─── DATA EXTRACT

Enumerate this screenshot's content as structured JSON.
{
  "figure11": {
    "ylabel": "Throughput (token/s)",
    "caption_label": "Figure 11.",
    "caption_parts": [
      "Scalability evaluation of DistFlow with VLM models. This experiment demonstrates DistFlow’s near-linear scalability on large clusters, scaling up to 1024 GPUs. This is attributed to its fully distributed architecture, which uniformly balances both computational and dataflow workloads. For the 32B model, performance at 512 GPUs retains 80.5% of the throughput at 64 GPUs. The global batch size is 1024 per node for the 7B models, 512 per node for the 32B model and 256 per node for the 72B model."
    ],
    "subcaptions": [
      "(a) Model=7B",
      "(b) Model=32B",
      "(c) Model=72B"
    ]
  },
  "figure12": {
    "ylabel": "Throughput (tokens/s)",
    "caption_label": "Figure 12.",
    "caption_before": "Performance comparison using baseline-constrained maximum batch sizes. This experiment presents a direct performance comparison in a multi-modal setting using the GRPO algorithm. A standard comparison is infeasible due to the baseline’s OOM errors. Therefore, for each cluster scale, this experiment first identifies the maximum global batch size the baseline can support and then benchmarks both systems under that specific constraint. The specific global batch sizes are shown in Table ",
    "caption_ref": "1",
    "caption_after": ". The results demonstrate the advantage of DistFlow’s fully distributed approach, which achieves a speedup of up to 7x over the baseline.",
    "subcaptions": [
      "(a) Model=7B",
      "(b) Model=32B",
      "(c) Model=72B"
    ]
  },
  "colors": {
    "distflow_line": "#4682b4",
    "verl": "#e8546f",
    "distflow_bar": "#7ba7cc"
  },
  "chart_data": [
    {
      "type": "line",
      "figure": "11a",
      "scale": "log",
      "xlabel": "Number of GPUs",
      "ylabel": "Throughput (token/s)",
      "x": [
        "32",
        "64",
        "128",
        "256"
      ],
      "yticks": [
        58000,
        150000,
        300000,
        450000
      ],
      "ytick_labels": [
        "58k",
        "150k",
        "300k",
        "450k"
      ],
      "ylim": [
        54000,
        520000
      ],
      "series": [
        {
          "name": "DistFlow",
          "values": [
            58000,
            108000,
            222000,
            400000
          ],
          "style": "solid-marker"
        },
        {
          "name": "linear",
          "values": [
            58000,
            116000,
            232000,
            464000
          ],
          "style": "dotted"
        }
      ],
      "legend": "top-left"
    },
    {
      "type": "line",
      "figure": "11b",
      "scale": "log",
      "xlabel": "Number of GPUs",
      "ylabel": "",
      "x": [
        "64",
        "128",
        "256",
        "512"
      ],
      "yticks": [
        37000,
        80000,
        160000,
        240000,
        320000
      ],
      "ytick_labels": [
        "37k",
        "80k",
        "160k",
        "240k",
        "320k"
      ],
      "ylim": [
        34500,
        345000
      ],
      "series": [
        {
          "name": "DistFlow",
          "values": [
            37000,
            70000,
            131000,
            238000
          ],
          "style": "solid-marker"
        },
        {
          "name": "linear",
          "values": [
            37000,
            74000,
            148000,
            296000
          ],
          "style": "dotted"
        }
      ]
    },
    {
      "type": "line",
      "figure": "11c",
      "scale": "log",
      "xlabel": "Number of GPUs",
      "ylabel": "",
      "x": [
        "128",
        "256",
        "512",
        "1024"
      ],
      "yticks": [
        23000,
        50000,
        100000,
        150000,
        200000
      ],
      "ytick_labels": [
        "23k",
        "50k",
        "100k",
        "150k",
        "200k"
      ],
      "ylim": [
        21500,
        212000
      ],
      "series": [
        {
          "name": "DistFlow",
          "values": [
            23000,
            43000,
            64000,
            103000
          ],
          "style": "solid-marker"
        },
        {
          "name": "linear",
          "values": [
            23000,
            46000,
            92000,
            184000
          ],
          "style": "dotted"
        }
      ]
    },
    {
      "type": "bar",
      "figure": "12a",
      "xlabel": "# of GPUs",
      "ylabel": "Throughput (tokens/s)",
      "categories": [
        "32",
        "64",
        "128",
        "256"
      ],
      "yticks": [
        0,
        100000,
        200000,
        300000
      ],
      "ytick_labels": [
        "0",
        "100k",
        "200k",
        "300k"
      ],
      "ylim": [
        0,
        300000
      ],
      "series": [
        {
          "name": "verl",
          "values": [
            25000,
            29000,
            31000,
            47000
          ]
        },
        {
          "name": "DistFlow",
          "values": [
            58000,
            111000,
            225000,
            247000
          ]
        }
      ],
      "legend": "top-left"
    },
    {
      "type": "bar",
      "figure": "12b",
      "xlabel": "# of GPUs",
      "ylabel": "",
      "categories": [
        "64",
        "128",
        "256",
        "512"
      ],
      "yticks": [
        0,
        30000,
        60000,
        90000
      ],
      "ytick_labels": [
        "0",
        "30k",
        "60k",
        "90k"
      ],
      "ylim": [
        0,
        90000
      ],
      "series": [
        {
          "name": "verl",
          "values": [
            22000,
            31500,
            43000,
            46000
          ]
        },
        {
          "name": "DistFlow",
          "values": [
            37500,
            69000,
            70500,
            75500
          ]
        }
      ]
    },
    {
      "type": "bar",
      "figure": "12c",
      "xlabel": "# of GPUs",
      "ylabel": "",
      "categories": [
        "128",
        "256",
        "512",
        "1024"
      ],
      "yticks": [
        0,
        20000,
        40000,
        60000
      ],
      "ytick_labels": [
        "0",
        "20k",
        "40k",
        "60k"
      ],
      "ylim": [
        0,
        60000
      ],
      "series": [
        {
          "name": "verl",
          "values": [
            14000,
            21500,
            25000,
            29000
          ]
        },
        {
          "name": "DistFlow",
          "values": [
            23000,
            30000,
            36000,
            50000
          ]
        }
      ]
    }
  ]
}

──────

Write out the material exactly as given.

Enumerate this screenshot's content as structured JSON.
{
  "figure11": {
    "ylabel": "Throughput (token/s)",
    "caption_label": "Figure 11.",
    "caption_parts": [
      "Scalability evaluation of DistFlow with VLM models. This experiment demonstrates DistFlow’s near-linear scalability on large clusters, scaling up to 1024 GPUs. This is attributed to its fully distributed architecture, which uniformly balances both computational and dataflow workloads. For the 32B model, performance at 512 GPUs retains 80.5% of the throughput at 64 GPUs. The global batch size is 1024 per node for the 7B models, 512 per node for the 32B model and 256 per node for the 72B model."
    ],
    "subcaptions": [
      "(a) Model=7B",
      "(b) Model=32B",
      "(c) Model=72B"
    ]
  },
  "figure12": {
    "ylabel": "Throughput (tokens/s)",
    "caption_label": "Figure 12.",
    "caption_before": "Performance comparison using baseline-constrained maximum batch sizes. This experiment presents a direct performance comparison in a multi-modal setting using the GRPO algorithm. A standard comparison is infeasible due to the baseline’s OOM errors. Therefore, for each cluster scale, this experiment first identifies the maximum global batch size the baseline can support and then benchmarks both systems under that specific constraint. The specific global batch sizes are shown in Table ",
    "caption_ref": "1",
    "caption_after": ". The results demonstrate the advantage of DistFlow’s fully distributed approach, which achieves a speedup of up to 7x over the baseline.",
    "subcaptions": [
      "(a) Model=7B",
      "(b) Model=32B",
      "(c) Model=72B"
    ]
  },
  "colors": {
    "distflow_line": "#4682b4",
    "verl": "#e8546f",
    "distflow_bar": "#7ba7cc"
  },
  "chart_data": [
    {
      "type": "line",
      "figure": "11a",
      "scale": "log",
      "xlabel": "Number of GPUs",
      "ylabel": "Throughput (token/s)",
      "x": [
        "32",
        "64",
        "128",
        "256"
      ],
      "yticks": [
        58000,
        150000,
        300000,
        450000
      ],
      "ytick_labels": [
        "58k",
        "150k",
        "300k",
        "450k"
      ],
      "ylim": [
        54000,
        520000
      ],
      "series": [
        {
          "name": "DistFlow",
          "values": [
            58000,
            108000,
            222000,
            400000
          ],
          "style": "solid-marker"
        },
        {
          "name": "linear",
          "values": [
            58000,
            116000,
            232000,
            464000
          ],
          "style": "dotted"
        }
      ],
      "legend": "top-left"
    },
    {
      "type": "line",
      "figure": "11b",
      "scale": "log",
      "xlabel": "Number of GPUs",
      "ylabel": "",
      "x": [
        "64",
        "128",
        "256",
        "512"
      ],
      "yticks": [
        37000,
        80000,
        160000,
        240000,
        320000
      ],
      "ytick_labels": [
        "37k",
        "80k",
        "160k",
        "240k",
        "320k"
      ],
      "ylim": [
        34500,
        345000
      ],
      "series": [
        {
          "name": "DistFlow",
          "values": [
            37000,
            70000,
            131000,
            238000
          ],
          "style": "solid-marker"
        },
        {
          "name": "linear",
          "values": [
            37000,
            74000,
            148000,
            296000
          ],
          "style": "dotted"
        }
      ]
    },
    {
      "type": "line",
      "figure": "11c",
      "scale": "log",
      "xlabel": "Number of GPUs",
      "ylabel": "",
      "x": [
        "128",
        "256",
        "512",
        "1024"
      ],
      "yticks": [
        23000,
        50000,
        100000,
        150000,
        200000
      ],
      "ytick_labels": [
        "23k",
        "50k",
        "100k",
        "150k",
        "200k"
      ],
      "ylim": [
        21500,
        212000
      ],
      "series": [
        {
          "name": "DistFlow",
          "values": [
            23000,
            43000,
            64000,
            103000
          ],
          "style": "solid-marker"
        },
        {
          "name": "linear",
          "values": [
            23000,
            46000,
            92000,
            184000
          ],
          "style": "dotted"
        }
      ]
    },
    {
      "type": "bar",
      "figure": "12a",
      "xlabel": "# of GPUs",
      "ylabel": "Throughput (tokens/s)",
      "categories": [
        "32",
        "64",
        "128",
        "256"
      ],
      "yticks": [
        0,
        100000,
        200000,
        300000
      ],
      "ytick_labels": [
        "0",
        "100k",
        "200k",
        "300k"
      ],
      "ylim": [
        0,
        300000
      ],
      "series": [
        {
          "name": "verl",
          "values": [
            25000,
            29000,
            31000,
            47000
          ]
        },
        {
          "name": "DistFlow",
          "values": [
            58000,
            111000,
            225000,
            247000
          ]
        }
      ],
      "legend": "top-left"
    },
    {
      "type": "bar",
      "figure": "12b",
      "xlabel": "# of GPUs",
      "ylabel": "",
      "categories": [
        "64",
        "128",
        "256",
        "512"
      ],
      "yticks": [
        0,
        30000,
        60000,
        90000
      ],
      "ytick_labels": [
        "0",
        "30k",
        "60k",
        "90k"
      ],
      "ylim": [
        0,
        90000
      ],
      "series": [
        {
          "name": "verl",
          "values": [
            22000,
            31500,
            43000,
            46000
          ]
        },
        {
          "name": "DistFlow",
          "values": [
            37500,
            69000,
            70500,
            75500
          ]
        }
      ]
    },
    {
      "type": "bar",
      "figure": "12c",
      "xlabel": "# of GPUs",
      "ylabel": "",
      "categories": [
        "128",
        "256",
        "512",
        "1024"
      ],
      "yticks": [
        0,
        20000,
        40000,
        60000
      ],
      "ytick_labels": [
        "0",
        "20k",
        "40k",
        "60k"
      ],
      "ylim": [
        0,
        60000
      ],
      "series": [
        {
          "name": "verl",
          "values": [
            14000,
            21500,
            25000,
            29000
          ]
        },
        {
          "name": "DistFlow",
          "values": [
            23000,
            30000,
            36000,
            50000
          ]
        }
      ]
    }
  ]
}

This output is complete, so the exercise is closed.